## EXERCISE:
Transcribe every entry word for word. Skip the pictures.

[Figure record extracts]
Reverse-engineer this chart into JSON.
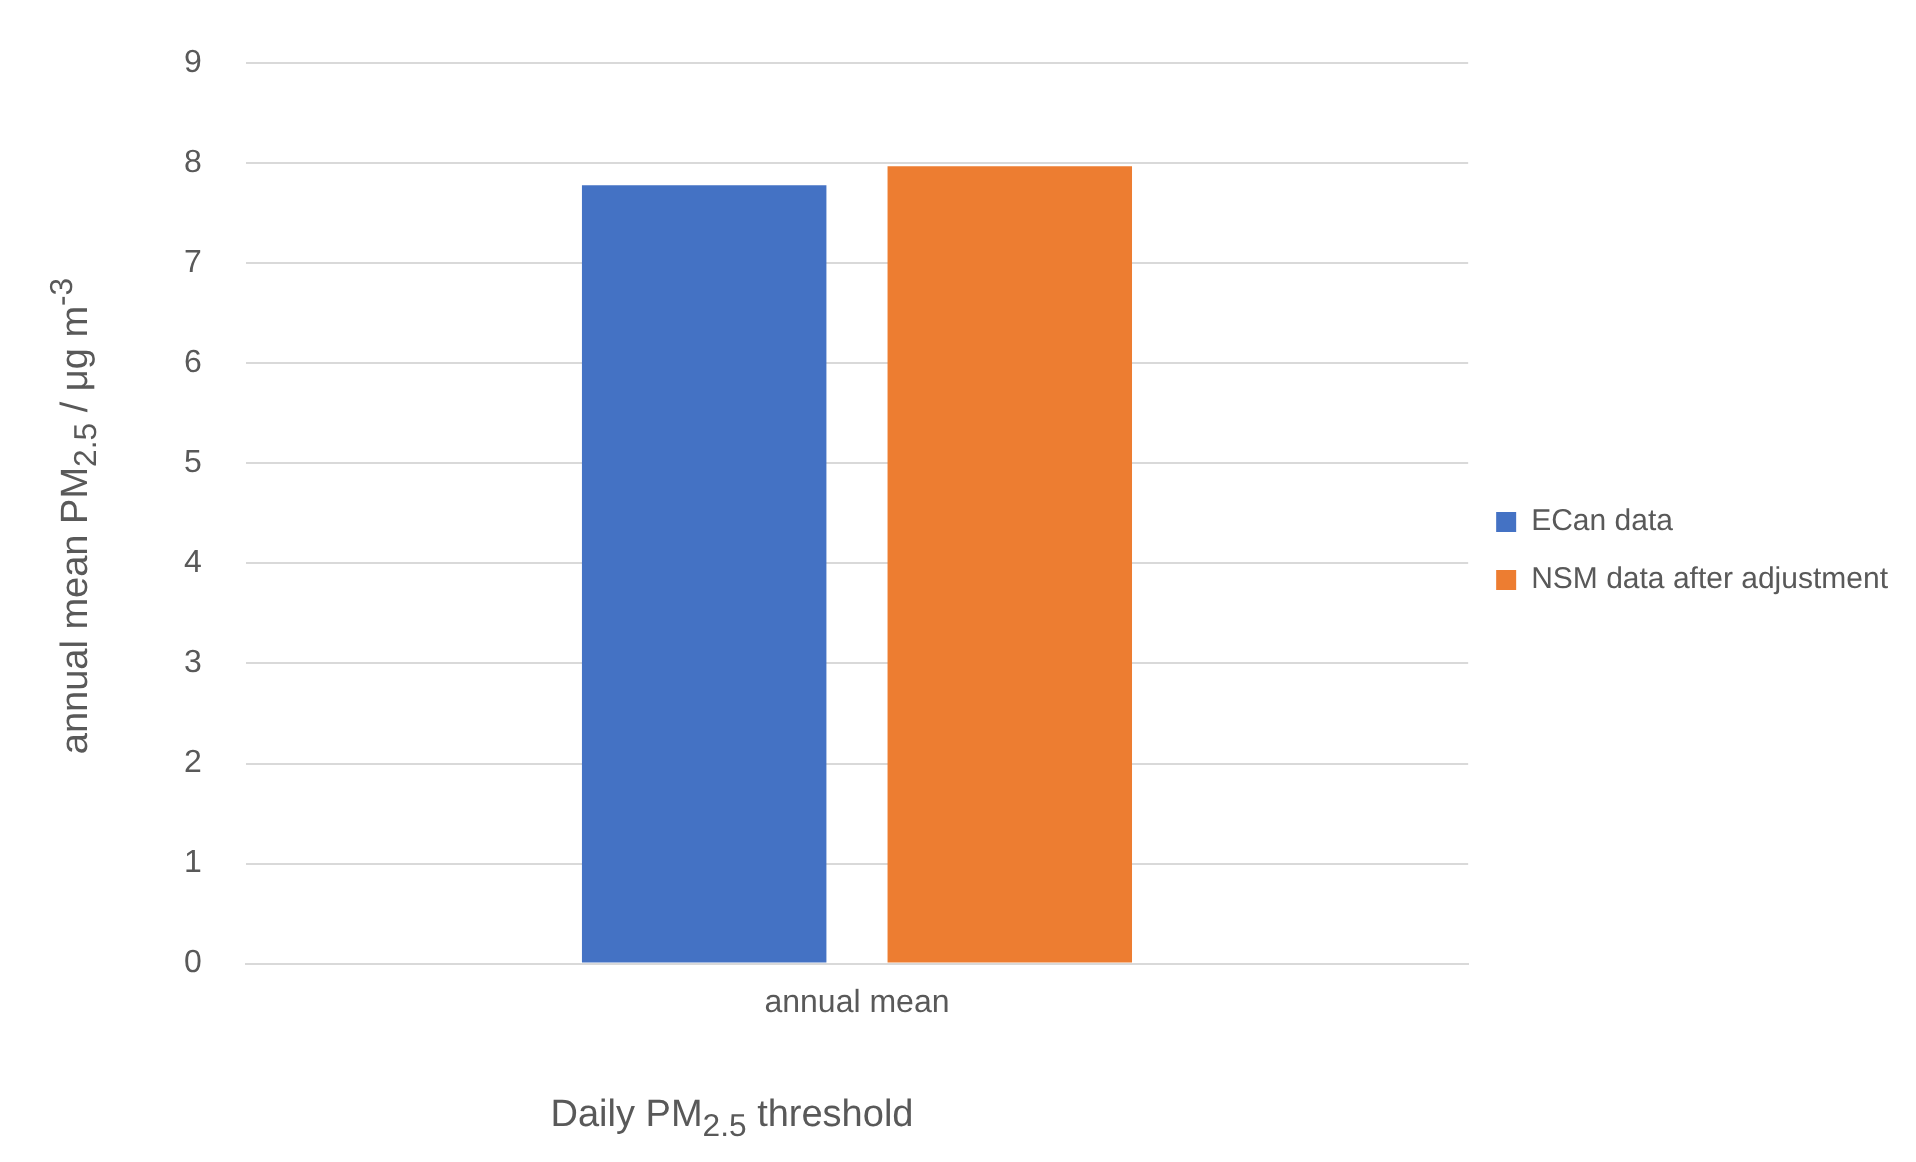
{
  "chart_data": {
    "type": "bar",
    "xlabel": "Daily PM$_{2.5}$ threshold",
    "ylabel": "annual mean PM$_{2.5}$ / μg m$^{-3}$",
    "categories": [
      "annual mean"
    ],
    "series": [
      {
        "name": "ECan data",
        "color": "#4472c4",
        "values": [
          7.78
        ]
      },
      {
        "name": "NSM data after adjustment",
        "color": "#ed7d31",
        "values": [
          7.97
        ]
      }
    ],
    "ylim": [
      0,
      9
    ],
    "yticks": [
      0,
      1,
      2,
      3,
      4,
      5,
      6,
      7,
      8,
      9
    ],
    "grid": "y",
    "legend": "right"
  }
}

## COMPLETED TASK:
Reverse-engineer this chart into JSON.
{
  "chart_data": {
    "type": "bar",
    "xlabel": "Daily PM$_{2.5}$ threshold",
    "ylabel": "annual mean PM$_{2.5}$ / μg m$^{-3}$",
    "categories": [
      "annual mean"
    ],
    "series": [
      {
        "name": "ECan data",
        "color": "#4472c4",
        "values": [
          7.78
        ]
      },
      {
        "name": "NSM data after adjustment",
        "color": "#ed7d31",
        "values": [
          7.97
        ]
      }
    ],
    "ylim": [
      0,
      9
    ],
    "yticks": [
      0,
      1,
      2,
      3,
      4,
      5,
      6,
      7,
      8,
      9
    ],
    "grid": "y",
    "legend": "right"
  }
}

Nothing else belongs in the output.